What the task asks
Return the lines below that carry the word "nach".

##### Records shown #####

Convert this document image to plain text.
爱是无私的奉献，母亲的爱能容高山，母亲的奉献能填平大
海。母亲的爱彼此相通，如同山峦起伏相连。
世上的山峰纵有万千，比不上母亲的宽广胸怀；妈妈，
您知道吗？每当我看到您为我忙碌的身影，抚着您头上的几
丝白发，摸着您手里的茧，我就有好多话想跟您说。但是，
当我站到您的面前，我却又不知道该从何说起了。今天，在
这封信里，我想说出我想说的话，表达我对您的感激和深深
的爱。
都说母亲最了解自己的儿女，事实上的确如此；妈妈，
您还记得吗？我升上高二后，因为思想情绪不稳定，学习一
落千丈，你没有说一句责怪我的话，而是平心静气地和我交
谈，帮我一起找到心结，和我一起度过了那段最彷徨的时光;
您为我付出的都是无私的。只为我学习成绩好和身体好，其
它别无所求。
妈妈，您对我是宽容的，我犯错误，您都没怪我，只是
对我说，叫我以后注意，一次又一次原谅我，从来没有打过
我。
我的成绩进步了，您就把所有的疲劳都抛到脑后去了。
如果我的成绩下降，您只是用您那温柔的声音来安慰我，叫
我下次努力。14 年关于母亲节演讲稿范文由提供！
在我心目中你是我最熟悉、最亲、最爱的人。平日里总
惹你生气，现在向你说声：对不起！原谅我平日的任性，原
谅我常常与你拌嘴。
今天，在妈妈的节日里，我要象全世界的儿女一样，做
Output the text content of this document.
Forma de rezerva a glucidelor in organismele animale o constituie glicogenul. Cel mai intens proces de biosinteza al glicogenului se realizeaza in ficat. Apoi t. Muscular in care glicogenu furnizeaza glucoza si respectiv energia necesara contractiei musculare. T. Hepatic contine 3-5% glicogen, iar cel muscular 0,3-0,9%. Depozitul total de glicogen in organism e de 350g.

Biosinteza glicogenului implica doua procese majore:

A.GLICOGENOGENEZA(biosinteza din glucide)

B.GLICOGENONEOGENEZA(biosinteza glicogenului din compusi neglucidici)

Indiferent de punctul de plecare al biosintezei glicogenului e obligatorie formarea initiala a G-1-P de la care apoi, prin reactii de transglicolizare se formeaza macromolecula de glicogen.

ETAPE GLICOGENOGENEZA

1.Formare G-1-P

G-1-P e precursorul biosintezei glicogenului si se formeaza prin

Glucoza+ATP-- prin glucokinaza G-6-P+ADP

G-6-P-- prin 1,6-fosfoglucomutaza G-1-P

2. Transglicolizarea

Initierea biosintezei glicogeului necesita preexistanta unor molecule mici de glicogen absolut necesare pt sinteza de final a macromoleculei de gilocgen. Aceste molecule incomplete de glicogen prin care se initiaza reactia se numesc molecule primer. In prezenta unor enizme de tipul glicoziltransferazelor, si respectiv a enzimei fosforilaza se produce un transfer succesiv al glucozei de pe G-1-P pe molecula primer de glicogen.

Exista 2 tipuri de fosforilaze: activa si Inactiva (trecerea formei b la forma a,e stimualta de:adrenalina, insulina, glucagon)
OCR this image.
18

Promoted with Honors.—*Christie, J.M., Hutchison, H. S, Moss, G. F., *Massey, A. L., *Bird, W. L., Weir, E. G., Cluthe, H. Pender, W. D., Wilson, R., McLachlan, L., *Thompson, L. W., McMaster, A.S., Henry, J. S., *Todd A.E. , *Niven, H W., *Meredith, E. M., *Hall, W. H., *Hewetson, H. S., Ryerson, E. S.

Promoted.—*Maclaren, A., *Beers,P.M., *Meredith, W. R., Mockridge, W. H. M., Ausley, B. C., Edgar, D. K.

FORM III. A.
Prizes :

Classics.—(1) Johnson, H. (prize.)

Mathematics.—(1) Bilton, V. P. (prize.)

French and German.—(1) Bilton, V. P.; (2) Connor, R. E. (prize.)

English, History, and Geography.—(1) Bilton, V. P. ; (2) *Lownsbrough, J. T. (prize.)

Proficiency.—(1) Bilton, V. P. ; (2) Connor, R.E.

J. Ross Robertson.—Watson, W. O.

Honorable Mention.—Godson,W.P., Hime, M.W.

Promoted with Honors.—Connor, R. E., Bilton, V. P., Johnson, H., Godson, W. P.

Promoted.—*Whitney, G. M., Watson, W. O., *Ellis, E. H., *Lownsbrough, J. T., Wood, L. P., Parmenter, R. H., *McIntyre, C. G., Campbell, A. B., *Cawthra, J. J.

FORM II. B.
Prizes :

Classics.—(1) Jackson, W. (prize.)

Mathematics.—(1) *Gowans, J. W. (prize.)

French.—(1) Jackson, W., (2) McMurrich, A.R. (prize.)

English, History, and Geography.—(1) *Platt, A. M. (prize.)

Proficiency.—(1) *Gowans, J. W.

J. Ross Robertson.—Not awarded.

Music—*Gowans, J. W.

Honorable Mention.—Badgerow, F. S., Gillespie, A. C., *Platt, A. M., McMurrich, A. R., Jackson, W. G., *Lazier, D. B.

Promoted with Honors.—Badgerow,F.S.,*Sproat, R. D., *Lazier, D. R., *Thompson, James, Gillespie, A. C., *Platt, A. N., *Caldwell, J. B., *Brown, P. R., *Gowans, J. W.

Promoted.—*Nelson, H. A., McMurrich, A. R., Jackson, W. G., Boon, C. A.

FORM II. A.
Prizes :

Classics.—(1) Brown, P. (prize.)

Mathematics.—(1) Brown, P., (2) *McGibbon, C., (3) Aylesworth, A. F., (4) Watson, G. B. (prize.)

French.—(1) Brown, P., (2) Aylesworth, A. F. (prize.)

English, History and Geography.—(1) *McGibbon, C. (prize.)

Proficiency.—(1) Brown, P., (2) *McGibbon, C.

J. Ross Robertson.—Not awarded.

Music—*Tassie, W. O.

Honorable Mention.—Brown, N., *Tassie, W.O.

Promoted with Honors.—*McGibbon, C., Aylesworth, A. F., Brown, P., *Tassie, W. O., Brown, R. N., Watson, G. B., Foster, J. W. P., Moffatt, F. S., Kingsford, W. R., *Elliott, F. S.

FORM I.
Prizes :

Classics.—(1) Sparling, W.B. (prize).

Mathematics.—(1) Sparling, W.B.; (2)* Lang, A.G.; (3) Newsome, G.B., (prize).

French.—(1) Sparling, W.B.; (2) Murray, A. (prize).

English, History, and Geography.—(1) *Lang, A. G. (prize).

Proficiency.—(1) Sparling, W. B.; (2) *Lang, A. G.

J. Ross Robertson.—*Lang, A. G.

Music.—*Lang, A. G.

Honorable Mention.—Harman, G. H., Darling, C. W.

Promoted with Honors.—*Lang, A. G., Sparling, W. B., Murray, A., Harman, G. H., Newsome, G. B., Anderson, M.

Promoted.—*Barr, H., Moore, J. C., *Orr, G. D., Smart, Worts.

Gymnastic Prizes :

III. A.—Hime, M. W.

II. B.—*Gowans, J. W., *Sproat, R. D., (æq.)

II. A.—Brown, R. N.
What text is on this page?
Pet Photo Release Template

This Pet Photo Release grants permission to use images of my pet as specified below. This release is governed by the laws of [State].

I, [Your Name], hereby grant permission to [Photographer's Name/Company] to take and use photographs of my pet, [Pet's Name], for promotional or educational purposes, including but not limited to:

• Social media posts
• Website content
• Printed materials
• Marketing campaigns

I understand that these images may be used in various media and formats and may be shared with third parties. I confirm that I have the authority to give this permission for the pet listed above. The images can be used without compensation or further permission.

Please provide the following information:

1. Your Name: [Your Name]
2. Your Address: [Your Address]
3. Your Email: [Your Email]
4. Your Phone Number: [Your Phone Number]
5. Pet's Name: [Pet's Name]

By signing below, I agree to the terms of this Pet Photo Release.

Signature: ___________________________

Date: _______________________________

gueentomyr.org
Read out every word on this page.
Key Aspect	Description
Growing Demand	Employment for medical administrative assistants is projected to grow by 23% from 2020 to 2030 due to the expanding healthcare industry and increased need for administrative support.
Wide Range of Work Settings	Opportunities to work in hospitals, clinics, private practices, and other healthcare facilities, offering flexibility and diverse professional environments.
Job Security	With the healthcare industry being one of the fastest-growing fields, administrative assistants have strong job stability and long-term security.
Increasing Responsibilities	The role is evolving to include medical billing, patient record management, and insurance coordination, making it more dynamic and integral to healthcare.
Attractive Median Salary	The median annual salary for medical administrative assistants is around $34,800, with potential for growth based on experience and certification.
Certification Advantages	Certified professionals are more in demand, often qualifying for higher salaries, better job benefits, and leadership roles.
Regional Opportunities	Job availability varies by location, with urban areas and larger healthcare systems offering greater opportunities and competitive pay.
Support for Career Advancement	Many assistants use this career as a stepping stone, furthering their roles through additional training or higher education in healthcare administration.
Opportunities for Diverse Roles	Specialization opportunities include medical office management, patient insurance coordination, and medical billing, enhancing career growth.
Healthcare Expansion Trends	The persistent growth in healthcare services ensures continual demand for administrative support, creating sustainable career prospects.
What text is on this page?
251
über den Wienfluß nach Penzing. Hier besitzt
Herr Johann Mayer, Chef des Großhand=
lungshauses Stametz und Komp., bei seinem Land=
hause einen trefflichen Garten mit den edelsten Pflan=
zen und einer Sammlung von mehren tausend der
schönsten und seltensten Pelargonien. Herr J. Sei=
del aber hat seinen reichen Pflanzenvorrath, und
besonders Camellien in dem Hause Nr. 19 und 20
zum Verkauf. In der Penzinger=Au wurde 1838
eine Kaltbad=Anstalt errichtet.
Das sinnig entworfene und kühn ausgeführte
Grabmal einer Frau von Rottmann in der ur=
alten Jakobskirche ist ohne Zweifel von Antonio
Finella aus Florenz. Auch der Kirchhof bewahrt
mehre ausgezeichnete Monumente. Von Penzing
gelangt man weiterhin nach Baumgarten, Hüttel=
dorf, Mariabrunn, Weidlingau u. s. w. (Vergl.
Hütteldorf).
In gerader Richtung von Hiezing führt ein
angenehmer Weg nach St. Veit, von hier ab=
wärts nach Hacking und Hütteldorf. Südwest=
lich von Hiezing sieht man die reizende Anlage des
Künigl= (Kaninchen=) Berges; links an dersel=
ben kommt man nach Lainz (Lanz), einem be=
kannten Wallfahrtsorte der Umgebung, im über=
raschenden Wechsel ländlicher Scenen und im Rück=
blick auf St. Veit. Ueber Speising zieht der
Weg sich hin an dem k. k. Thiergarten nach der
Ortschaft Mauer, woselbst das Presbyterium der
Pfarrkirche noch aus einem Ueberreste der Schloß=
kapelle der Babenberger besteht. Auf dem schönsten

#####

Finished answer
über den Wienfluß nach Penzing. Hier besitzt
gelangt man weiterhin nach Baumgarten, Hüttel=
angenehmer Weg nach St. Veit, von hier ab=
wärts nach Hacking und Hütteldorf. Südwest=
ben kommt man nach Lainz (Lanz), einem be=
Weg sich hin an dem k. k. Thiergarten nach der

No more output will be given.